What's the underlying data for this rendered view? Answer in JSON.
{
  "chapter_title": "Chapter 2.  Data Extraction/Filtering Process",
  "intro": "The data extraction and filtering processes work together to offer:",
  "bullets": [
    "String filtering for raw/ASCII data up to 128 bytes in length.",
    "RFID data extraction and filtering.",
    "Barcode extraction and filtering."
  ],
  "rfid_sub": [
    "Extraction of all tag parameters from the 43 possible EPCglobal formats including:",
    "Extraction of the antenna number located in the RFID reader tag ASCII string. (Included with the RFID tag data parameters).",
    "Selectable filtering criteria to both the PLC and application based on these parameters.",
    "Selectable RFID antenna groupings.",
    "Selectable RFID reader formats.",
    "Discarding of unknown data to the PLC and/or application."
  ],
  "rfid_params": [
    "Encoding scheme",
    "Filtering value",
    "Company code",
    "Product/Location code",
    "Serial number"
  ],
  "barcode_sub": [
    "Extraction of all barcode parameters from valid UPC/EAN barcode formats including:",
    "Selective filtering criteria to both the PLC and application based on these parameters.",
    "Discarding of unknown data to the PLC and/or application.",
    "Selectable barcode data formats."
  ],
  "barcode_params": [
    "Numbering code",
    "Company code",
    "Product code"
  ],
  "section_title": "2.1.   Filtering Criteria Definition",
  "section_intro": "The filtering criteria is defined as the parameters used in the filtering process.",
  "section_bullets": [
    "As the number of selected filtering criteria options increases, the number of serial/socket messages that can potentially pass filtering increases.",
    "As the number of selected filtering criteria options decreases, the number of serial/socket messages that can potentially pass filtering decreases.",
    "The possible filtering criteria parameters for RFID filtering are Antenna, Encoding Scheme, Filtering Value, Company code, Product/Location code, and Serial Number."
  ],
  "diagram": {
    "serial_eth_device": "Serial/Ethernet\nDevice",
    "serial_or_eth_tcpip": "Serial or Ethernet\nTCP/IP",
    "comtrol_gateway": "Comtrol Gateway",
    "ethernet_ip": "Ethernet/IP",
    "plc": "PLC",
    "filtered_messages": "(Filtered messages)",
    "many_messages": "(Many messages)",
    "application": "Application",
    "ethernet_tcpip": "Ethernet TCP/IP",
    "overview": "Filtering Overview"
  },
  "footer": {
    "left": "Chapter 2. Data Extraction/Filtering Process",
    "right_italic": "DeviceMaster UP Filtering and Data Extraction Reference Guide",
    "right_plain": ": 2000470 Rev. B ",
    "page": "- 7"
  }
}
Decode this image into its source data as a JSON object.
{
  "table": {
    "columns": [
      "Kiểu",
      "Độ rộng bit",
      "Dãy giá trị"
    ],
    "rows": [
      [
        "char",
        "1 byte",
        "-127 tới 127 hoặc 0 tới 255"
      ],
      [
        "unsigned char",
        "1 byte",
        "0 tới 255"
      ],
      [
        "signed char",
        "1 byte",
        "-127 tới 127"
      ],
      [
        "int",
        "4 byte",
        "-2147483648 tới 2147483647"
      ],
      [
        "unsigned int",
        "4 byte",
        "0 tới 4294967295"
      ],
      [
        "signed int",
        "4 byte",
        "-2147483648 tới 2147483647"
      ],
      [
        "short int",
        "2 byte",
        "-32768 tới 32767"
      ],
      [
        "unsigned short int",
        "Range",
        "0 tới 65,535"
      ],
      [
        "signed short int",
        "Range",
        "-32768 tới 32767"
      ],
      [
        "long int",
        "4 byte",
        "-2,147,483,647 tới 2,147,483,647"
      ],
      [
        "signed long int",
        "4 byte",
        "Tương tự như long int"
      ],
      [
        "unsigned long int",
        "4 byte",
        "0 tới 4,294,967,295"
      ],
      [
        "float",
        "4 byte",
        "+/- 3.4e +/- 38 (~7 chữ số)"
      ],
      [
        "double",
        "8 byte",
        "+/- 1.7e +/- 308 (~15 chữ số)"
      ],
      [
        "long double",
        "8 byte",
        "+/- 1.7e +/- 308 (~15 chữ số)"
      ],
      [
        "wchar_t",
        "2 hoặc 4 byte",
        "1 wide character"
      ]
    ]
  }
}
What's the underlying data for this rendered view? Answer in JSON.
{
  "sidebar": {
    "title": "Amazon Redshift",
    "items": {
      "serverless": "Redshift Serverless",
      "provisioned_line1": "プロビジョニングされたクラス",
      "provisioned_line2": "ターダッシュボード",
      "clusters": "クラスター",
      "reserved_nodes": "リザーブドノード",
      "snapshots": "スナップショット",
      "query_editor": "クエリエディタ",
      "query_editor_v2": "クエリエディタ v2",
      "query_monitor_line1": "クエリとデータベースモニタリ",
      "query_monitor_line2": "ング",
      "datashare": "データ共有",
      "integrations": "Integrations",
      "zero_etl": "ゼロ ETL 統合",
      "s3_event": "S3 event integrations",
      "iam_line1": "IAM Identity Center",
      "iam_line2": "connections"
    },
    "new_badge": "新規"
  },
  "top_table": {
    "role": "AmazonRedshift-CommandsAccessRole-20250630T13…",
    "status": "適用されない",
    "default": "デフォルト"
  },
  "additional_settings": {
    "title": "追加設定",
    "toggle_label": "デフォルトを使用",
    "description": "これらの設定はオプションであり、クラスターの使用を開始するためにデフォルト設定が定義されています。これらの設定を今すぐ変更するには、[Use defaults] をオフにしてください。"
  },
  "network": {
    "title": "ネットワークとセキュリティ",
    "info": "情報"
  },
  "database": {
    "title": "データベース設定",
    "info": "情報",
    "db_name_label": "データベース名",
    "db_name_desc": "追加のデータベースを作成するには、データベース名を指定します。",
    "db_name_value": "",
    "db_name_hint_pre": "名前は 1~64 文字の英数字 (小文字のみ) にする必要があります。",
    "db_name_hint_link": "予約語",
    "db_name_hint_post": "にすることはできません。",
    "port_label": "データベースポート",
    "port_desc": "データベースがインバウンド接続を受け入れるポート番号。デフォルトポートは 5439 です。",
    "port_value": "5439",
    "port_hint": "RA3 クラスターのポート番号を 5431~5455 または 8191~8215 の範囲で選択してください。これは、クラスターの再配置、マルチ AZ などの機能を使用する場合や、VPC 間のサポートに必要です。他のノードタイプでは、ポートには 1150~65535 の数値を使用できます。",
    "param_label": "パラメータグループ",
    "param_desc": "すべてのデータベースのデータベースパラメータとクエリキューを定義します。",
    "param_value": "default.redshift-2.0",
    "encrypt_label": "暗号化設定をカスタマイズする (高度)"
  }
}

▶ [Problem requirements]
Repeat the records above exactly, from the first line to the last.

▶ [Solution to this task]
What's the underlying data for this rendered view? Answer in JSON.
{
  "chapter_title": "Chapter 2.  Data Extraction/Filtering Process",
  "intro": "The data extraction and filtering processes work together to offer:",
  "bullets": [
    "String filtering for raw/ASCII data up to 128 bytes in length.",
    "RFID data extraction and filtering.",
    "Barcode extraction and filtering."
  ],
  "rfid_sub": [
    "Extraction of all tag parameters from the 43 possible EPCglobal formats including:",
    "Extraction of the antenna number located in the RFID reader tag ASCII string. (Included with the RFID tag data parameters).",
    "Selectable filtering criteria to both the PLC and application based on these parameters.",
    "Selectable RFID antenna groupings.",
    "Selectable RFID reader formats.",
    "Discarding of unknown data to the PLC and/or application."
  ],
  "rfid_params": [
    "Encoding scheme",
    "Filtering value",
    "Company code",
    "Product/Location code",
    "Serial number"
  ],
  "barcode_sub": [
    "Extraction of all barcode parameters from valid UPC/EAN barcode formats including:",
    "Selective filtering criteria to both the PLC and application based on these parameters.",
    "Discarding of unknown data to the PLC and/or application.",
    "Selectable barcode data formats."
  ],
  "barcode_params": [
    "Numbering code",
    "Company code",
    "Product code"
  ],
  "section_title": "2.1.   Filtering Criteria Definition",
  "section_intro": "The filtering criteria is defined as the parameters used in the filtering process.",
  "section_bullets": [
    "As the number of selected filtering criteria options increases, the number of serial/socket messages that can potentially pass filtering increases.",
    "As the number of selected filtering criteria options decreases, the number of serial/socket messages that can potentially pass filtering decreases.",
    "The possible filtering criteria parameters for RFID filtering are Antenna, Encoding Scheme, Filtering Value, Company code, Product/Location code, and Serial Number."
  ],
  "diagram": {
    "serial_eth_device": "Serial/Ethernet\nDevice",
    "serial_or_eth_tcpip": "Serial or Ethernet\nTCP/IP",
    "comtrol_gateway": "Comtrol Gateway",
    "ethernet_ip": "Ethernet/IP",
    "plc": "PLC",
    "filtered_messages": "(Filtered messages)",
    "many_messages": "(Many messages)",
    "application": "Application",
    "ethernet_tcpip": "Ethernet TCP/IP",
    "overview": "Filtering Overview"
  },
  "footer": {
    "left": "Chapter 2. Data Extraction/Filtering Process",
    "right_italic": "DeviceMaster UP Filtering and Data Extraction Reference Guide",
    "right_plain": ": 2000470 Rev. B ",
    "page": "- 7"
  }
}
Decode this image into its source data as a JSON object.
{
  "table": {
    "columns": [
      "Kiểu",
      "Độ rộng bit",
      "Dãy giá trị"
    ],
    "rows": [
      [
        "char",
        "1 byte",
        "-127 tới 127 hoặc 0 tới 255"
      ],
      [
        "unsigned char",
        "1 byte",
        "0 tới 255"
      ],
      [
        "signed char",
        "1 byte",
        "-127 tới 127"
      ],
      [
        "int",
        "4 byte",
        "-2147483648 tới 2147483647"
      ],
      [
        "unsigned int",
        "4 byte",
        "0 tới 4294967295"
      ],
      [
        "signed int",
        "4 byte",
        "-2147483648 tới 2147483647"
      ],
      [
        "short int",
        "2 byte",
        "-32768 tới 32767"
      ],
      [
        "unsigned short int",
        "Range",
        "0 tới 65,535"
      ],
      [
        "signed short int",
        "Range",
        "-32768 tới 32767"
      ],
      [
        "long int",
        "4 byte",
        "-2,147,483,647 tới 2,147,483,647"
      ],
      [
        "signed long int",
        "4 byte",
        "Tương tự như long int"
      ],
      [
        "unsigned long int",
        "4 byte",
        "0 tới 4,294,967,295"
      ],
      [
        "float",
        "4 byte",
        "+/- 3.4e +/- 38 (~7 chữ số)"
      ],
      [
        "double",
        "8 byte",
        "+/- 1.7e +/- 308 (~15 chữ số)"
      ],
      [
        "long double",
        "8 byte",
        "+/- 1.7e +/- 308 (~15 chữ số)"
      ],
      [
        "wchar_t",
        "2 hoặc 4 byte",
        "1 wide character"
      ]
    ]
  }
}
What's the underlying data for this rendered view? Answer in JSON.
{
  "sidebar": {
    "title": "Amazon Redshift",
    "items": {
      "serverless": "Redshift Serverless",
      "provisioned_line1": "プロビジョニングされたクラス",
      "provisioned_line2": "ターダッシュボード",
      "clusters": "クラスター",
      "reserved_nodes": "リザーブドノード",
      "snapshots": "スナップショット",
      "query_editor": "クエリエディタ",
      "query_editor_v2": "クエリエディタ v2",
      "query_monitor_line1": "クエリとデータベースモニタリ",
      "query_monitor_line2": "ング",
      "datashare": "データ共有",
      "integrations": "Integrations",
      "zero_etl": "ゼロ ETL 統合",
      "s3_event": "S3 event integrations",
      "iam_line1": "IAM Identity Center",
      "iam_line2": "connections"
    },
    "new_badge": "新規"
  },
  "top_table": {
    "role": "AmazonRedshift-CommandsAccessRole-20250630T13…",
    "status": "適用されない",
    "default": "デフォルト"
  },
  "additional_settings": {
    "title": "追加設定",
    "toggle_label": "デフォルトを使用",
    "description": "これらの設定はオプションであり、クラスターの使用を開始するためにデフォルト設定が定義されています。これらの設定を今すぐ変更するには、[Use defaults] をオフにしてください。"
  },
  "network": {
    "title": "ネットワークとセキュリティ",
    "info": "情報"
  },
  "database": {
    "title": "データベース設定",
    "info": "情報",
    "db_name_label": "データベース名",
    "db_name_desc": "追加のデータベースを作成するには、データベース名を指定します。",
    "db_name_value": "",
    "db_name_hint_pre": "名前は 1~64 文字の英数字 (小文字のみ) にする必要があります。",
    "db_name_hint_link": "予約語",
    "db_name_hint_post": "にすることはできません。",
    "port_label": "データベースポート",
    "port_desc": "データベースがインバウンド接続を受け入れるポート番号。デフォルトポートは 5439 です。",
    "port_value": "5439",
    "port_hint": "RA3 クラスターのポート番号を 5431~5455 または 8191~8215 の範囲で選択してください。これは、クラスターの再配置、マルチ AZ などの機能を使用する場合や、VPC 間のサポートに必要です。他のノードタイプでは、ポートには 1150~65535 の数値を使用できます。",
    "param_label": "パラメータグループ",
    "param_desc": "すべてのデータベースのデータベースパラメータとクエリキューを定義します。",
    "param_value": "default.redshift-2.0",
    "encrypt_label": "暗号化設定をカスタマイズする (高度)"
  }
}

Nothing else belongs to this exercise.